* **Required work**:
Gather up the lines that contain "brute".

>> Start Task data

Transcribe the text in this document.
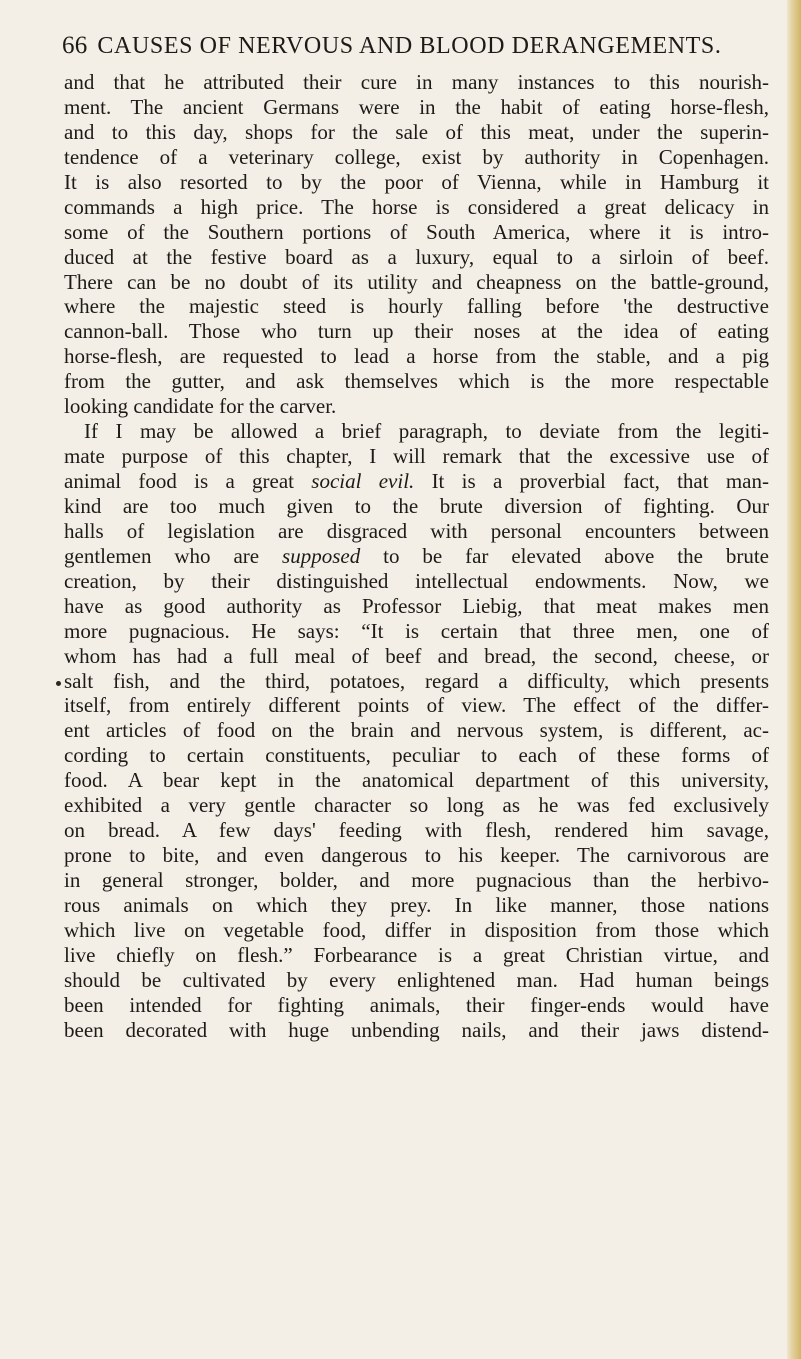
66 CAUSES OF NERVOUS AND BLOOD DERANGEMENTS.
and that he attributed their cure in many instances to this nourish-
ment. The ancient Germans were in the habit of eating horse-flesh,
and to this day, shops for the sale of this meat, under the superin-
tendence of a veterinary college, exist by authority in Copenhagen.
It is also resorted to by the poor of Vienna, while in Hamburg it
commands a high price. The horse is considered a great delicacy in
some of the Southern portions of South America, where it is intro-
duced at the festive board as a luxury, equal to a sirloin of beef.
There can be no doubt of its utility and cheapness on the battle-ground,
where the majestic steed is hourly falling before 'the destructive
cannon-ball. Those who turn up their noses at the idea of eating
horse-flesh, are requested to lead a horse from the stable, and a pig
from the gutter, and ask themselves which is the more respectable
looking candidate for the carver.
If I may be allowed a brief paragraph, to deviate from the legiti-
mate purpose of this chapter, I will remark that the excessive use of
animal food is a great social evil. It is a proverbial fact, that man-
kind are too much given to the brute diversion of fighting. Our
halls of legislation are disgraced with personal encounters between
gentlemen who are supposed to be far elevated above the brute
creation, by their distinguished intellectual endowments. Now, we
have as good authority as Professor Liebig, that meat makes men
more pugnacious. He says: “It is certain that three men, one of
whom has had a full meal of beef and bread, the second, cheese, or
salt fish, and the third, potatoes, regard a difficulty, which presents
itself, from entirely different points of view. The effect of the differ-
ent articles of food on the brain and nervous system, is different, ac-
cording to certain constituents, peculiar to each of these forms of
food. A bear kept in the anatomical department of this university,
exhibited a very gentle character so long as he was fed exclusively
on bread. A few days' feeding with flesh, rendered him savage,
prone to bite, and even dangerous to his keeper. The carnivorous are
in general stronger, bolder, and more pugnacious than the herbivo-
rous animals on which they prey. In like manner, those nations
which live on vegetable food, differ in disposition from those which
live chiefly on flesh.” Forbearance is a great Christian virtue, and
should be cultivated by every enlightened man. Had human beings
been intended for fighting animals, their finger-ends would have
been decorated with huge unbending nails, and their jaws distend-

>> End Task data

* **Result for this exercise**:
kind are too much given to the brute diversion of fighting. Our
gentlemen who are supposed to be far elevated above the brute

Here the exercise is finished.